Stated exercise
Tell how many lines contain the word "page". Reply with the number only.

---------- Data records

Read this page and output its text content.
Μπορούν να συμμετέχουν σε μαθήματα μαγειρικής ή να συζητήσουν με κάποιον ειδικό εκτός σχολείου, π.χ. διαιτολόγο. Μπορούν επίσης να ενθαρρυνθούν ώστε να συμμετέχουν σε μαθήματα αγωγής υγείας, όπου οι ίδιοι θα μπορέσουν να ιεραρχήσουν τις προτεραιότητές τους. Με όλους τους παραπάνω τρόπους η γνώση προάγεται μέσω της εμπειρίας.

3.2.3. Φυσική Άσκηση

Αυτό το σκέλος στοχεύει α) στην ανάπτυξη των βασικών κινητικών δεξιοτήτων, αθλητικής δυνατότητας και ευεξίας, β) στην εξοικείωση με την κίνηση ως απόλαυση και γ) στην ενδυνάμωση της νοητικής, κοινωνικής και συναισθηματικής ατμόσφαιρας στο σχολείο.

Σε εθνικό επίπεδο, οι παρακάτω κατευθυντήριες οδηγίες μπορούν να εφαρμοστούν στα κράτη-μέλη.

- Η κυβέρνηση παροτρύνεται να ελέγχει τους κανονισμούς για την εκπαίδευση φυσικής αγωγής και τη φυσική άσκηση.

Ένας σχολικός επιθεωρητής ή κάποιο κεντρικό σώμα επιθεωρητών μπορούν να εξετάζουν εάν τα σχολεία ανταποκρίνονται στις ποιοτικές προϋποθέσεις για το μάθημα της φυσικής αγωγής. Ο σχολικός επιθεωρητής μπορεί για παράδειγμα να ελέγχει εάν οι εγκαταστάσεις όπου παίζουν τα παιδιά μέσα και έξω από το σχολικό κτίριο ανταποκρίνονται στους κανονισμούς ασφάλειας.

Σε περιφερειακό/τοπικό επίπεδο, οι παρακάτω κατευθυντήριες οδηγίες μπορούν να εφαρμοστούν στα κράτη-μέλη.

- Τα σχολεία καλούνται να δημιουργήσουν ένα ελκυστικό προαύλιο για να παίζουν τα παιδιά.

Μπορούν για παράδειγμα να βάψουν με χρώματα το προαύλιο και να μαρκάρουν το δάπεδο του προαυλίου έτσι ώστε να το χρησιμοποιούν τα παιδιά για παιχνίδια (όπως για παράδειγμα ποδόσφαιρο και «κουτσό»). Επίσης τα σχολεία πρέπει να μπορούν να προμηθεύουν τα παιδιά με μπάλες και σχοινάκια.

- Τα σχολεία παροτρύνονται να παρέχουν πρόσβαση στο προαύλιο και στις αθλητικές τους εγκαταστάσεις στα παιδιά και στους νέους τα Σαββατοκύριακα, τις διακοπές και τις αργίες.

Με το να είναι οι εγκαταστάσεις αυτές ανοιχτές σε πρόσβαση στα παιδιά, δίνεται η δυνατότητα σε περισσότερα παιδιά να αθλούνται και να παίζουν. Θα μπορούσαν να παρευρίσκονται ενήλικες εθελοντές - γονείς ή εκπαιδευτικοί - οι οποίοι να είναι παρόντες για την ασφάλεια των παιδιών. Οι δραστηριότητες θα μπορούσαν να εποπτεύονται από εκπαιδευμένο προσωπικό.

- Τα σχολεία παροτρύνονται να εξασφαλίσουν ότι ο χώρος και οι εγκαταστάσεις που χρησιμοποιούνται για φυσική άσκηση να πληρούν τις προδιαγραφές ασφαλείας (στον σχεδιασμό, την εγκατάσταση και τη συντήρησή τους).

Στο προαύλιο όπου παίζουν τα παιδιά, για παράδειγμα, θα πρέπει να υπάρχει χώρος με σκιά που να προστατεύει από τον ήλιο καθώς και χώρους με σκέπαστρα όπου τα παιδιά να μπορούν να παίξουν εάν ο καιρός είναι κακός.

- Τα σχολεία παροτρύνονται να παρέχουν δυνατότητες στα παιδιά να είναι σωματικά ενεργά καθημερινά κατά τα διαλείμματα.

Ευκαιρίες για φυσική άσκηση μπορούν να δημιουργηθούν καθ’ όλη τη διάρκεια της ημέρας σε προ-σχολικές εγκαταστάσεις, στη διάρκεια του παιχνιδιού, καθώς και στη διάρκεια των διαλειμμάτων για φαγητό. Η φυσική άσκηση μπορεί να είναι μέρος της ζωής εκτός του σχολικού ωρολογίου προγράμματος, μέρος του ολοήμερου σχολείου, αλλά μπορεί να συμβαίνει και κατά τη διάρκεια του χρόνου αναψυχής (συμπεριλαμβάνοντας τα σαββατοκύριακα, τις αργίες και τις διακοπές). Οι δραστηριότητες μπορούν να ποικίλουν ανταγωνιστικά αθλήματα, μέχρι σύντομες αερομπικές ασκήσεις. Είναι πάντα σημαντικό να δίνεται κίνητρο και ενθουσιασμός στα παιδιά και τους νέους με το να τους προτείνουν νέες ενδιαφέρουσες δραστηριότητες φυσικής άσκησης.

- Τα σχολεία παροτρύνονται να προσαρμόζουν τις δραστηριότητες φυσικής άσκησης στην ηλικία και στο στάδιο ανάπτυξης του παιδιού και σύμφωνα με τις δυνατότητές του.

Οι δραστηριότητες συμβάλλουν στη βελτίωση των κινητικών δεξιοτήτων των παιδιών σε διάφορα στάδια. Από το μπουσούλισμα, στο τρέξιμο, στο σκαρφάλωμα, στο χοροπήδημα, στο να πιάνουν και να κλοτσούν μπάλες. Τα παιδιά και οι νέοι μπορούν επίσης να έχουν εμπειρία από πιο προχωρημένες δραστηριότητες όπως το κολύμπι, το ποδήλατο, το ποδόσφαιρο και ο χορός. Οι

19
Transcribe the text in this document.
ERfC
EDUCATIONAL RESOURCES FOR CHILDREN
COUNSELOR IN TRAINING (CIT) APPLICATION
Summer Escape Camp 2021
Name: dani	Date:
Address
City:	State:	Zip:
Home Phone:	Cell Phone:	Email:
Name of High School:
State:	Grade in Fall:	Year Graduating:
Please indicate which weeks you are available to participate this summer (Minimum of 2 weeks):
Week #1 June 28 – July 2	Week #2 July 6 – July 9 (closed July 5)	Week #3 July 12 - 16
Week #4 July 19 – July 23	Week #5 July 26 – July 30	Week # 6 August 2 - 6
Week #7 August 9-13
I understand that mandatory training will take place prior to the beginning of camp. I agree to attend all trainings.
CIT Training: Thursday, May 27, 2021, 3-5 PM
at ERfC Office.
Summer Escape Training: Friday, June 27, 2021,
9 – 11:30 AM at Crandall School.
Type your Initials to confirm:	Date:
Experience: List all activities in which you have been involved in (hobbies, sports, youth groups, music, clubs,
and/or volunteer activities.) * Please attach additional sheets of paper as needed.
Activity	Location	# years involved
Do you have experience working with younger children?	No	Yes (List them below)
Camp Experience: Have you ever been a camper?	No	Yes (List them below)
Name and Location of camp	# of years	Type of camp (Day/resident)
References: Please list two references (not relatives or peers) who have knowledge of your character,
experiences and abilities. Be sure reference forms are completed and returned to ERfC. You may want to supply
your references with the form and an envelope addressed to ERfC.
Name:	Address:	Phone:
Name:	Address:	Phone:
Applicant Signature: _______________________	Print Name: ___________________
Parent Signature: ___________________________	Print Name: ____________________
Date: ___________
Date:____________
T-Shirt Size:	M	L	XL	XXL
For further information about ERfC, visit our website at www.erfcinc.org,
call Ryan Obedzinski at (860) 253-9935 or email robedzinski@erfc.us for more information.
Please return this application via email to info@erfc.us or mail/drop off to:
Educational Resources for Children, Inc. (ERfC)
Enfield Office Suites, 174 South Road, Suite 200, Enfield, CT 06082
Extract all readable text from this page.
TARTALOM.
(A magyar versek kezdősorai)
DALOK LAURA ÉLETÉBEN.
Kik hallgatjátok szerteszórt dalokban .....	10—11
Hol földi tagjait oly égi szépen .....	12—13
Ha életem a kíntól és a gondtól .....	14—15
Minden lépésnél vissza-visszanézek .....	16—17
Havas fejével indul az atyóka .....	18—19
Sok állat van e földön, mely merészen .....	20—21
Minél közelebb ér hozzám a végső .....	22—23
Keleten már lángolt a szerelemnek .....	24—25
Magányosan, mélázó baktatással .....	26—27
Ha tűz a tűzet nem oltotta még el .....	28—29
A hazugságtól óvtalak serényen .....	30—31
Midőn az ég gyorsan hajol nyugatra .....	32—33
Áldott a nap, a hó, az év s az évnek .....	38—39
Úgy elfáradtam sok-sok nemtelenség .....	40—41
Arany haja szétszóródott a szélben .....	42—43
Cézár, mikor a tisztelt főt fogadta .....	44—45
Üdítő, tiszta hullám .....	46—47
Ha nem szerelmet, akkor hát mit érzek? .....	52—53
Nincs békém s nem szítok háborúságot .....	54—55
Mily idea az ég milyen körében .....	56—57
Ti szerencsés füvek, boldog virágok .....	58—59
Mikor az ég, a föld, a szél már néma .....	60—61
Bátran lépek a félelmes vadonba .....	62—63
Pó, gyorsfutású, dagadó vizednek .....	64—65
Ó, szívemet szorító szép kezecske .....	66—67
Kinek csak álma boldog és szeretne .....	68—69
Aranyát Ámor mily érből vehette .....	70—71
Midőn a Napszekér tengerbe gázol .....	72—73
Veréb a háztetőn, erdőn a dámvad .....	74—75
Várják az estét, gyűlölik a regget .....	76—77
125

--------------------

Answer
2